### Problem to work on:
Review the lines that follow and copy each one that contains the word "this".
--
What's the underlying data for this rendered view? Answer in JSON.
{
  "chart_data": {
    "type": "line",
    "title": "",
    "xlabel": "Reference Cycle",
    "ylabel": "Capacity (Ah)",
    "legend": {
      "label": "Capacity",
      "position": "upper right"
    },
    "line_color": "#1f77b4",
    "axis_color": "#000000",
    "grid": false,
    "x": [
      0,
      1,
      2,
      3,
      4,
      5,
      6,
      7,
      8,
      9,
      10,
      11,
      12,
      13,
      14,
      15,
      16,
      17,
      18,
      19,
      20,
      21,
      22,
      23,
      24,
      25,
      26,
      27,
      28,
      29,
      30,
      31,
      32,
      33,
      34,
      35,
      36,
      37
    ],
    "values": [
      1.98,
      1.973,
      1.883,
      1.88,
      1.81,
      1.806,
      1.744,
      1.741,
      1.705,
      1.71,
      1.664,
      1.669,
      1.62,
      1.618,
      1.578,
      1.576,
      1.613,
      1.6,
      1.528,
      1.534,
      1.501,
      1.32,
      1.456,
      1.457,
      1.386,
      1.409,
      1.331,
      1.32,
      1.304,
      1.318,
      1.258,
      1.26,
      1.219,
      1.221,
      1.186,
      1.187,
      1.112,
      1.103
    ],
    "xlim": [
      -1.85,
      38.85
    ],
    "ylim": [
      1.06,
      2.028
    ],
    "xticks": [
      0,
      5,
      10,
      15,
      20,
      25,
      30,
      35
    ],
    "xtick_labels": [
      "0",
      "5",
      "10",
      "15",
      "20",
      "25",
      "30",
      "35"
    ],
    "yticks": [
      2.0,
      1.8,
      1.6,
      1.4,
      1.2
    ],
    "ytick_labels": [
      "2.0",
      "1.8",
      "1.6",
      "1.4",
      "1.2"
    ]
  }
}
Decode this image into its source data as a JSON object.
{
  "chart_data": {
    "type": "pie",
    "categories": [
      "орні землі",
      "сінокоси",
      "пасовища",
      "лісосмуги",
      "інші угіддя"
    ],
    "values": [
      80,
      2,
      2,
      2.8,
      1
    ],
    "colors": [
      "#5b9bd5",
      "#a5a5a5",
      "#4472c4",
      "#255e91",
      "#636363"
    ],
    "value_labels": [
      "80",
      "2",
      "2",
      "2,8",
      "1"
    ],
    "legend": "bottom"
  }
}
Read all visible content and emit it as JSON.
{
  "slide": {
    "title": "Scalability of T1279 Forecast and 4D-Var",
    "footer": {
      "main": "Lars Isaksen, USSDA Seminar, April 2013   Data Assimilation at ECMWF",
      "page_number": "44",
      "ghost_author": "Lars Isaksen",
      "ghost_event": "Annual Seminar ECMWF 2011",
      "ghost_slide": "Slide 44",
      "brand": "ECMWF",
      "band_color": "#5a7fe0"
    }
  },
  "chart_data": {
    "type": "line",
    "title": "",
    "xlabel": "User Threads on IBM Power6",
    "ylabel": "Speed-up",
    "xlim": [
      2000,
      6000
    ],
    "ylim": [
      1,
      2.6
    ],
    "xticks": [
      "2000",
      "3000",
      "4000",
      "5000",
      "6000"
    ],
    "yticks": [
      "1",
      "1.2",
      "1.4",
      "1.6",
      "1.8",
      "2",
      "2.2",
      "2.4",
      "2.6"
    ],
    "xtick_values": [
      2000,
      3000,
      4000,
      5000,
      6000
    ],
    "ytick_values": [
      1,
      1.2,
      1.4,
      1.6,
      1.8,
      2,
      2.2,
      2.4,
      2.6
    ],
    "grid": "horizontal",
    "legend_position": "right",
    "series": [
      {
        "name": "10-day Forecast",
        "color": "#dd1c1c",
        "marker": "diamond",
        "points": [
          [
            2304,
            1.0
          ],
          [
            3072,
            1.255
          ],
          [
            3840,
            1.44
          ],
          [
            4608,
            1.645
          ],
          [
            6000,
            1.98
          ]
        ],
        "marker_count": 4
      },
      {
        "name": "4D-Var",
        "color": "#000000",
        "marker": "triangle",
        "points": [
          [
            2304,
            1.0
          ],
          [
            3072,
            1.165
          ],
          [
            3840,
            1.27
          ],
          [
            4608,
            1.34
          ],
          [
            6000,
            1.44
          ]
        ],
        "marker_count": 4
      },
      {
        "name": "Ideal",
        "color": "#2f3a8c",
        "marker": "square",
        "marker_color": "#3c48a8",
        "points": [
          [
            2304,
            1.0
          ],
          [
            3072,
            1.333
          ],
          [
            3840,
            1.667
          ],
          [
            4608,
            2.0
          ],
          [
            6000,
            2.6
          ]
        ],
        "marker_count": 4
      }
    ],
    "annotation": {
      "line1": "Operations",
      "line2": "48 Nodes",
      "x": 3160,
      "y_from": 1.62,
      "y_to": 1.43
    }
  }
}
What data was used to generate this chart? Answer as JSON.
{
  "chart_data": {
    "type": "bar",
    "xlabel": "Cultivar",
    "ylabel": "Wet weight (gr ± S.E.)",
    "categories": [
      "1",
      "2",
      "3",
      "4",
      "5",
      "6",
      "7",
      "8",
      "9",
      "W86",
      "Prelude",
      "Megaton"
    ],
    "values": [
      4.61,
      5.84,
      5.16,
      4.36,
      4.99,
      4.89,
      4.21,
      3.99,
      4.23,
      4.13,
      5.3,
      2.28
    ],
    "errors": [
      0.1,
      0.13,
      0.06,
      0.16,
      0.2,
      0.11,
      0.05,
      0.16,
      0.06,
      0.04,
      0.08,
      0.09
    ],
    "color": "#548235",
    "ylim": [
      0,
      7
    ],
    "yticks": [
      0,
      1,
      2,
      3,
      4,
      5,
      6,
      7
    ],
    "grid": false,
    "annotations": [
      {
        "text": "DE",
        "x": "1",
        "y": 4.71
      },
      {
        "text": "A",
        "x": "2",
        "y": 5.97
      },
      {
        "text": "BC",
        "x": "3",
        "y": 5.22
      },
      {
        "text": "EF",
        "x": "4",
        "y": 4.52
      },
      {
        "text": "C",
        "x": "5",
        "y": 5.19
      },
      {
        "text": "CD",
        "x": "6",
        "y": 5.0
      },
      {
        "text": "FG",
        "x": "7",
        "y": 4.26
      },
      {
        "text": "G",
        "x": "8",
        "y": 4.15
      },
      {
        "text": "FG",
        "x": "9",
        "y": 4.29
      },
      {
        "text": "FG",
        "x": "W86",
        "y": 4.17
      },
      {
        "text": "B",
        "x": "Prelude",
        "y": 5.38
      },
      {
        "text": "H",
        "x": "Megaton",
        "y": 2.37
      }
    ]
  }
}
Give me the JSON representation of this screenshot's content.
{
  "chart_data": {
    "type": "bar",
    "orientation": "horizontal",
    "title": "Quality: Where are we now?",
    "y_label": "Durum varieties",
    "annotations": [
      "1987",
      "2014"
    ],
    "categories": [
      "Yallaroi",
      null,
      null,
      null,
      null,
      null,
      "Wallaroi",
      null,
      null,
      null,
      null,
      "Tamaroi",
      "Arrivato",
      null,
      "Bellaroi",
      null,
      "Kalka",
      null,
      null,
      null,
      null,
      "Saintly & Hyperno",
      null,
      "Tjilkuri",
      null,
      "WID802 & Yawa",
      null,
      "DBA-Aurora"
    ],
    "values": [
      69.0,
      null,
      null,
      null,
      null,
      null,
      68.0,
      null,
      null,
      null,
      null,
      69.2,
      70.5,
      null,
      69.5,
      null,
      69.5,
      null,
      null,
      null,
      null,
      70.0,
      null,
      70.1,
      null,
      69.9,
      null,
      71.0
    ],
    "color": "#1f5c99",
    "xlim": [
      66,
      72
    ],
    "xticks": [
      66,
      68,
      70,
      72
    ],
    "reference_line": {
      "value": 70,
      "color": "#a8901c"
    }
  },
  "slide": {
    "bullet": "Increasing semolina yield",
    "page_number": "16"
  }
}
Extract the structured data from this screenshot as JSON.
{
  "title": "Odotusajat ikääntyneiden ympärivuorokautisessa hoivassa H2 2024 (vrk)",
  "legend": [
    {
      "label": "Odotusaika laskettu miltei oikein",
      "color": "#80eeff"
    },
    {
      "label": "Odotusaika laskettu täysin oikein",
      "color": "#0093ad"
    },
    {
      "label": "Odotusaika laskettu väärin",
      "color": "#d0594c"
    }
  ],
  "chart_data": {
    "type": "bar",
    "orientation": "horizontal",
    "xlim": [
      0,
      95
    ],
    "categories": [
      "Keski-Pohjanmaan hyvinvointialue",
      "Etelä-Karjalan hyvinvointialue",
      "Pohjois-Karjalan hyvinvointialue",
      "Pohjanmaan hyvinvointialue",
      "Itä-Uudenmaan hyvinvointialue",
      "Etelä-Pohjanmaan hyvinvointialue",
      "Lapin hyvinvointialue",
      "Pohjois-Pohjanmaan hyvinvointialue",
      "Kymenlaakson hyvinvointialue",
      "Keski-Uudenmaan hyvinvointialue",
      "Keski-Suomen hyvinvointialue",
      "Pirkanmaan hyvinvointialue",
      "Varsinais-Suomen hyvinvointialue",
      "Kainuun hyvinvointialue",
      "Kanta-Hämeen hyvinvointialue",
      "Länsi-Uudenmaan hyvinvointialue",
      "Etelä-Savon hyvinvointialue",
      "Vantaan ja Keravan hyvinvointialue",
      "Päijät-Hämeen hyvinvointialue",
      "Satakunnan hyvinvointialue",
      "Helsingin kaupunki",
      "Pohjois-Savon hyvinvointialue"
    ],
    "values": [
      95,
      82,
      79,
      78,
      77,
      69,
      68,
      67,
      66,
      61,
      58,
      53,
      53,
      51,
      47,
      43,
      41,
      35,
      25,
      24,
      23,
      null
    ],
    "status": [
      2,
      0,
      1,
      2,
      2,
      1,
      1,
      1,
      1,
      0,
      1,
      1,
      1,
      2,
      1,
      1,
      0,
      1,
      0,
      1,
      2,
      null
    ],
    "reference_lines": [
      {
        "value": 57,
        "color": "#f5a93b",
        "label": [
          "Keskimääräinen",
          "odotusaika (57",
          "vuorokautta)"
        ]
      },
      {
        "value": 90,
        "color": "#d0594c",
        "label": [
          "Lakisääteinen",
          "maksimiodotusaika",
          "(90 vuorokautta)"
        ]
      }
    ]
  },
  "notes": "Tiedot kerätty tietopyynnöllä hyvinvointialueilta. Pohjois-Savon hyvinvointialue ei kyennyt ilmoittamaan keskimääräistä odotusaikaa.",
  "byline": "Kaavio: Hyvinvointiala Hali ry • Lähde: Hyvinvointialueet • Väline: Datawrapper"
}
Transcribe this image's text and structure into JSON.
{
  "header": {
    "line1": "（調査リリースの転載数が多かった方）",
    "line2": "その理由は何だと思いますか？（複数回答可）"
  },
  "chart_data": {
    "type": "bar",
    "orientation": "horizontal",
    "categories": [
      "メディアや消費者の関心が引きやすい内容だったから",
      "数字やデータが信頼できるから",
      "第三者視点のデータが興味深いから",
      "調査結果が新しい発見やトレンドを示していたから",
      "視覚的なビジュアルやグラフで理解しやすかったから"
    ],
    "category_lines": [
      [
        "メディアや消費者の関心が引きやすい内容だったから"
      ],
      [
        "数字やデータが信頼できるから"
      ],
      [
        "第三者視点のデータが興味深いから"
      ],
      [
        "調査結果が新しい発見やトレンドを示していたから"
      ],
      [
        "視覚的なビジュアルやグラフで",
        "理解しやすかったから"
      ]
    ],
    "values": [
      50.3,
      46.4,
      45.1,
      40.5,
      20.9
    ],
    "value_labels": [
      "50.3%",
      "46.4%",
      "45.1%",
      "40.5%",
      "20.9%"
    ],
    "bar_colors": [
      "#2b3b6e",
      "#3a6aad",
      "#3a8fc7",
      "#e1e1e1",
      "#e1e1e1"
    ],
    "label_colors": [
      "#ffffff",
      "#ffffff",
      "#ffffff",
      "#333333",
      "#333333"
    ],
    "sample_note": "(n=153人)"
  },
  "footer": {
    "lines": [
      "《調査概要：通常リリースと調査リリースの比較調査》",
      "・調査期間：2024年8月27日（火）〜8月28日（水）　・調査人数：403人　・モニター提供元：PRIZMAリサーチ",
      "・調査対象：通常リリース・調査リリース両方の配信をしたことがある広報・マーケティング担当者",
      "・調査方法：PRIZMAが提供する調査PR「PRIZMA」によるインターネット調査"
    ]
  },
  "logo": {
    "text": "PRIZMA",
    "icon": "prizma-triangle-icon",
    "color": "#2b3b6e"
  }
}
--
### Result below:
What's the underlying data for this rendered view? Answer in JSON.
Decode this image into its source data as a JSON object.
What data was used to generate this chart? Answer as JSON.
Give me the JSON representation of this screenshot's content.
Extract the structured data from this screenshot as JSON.
Transcribe this image's text and structure into JSON.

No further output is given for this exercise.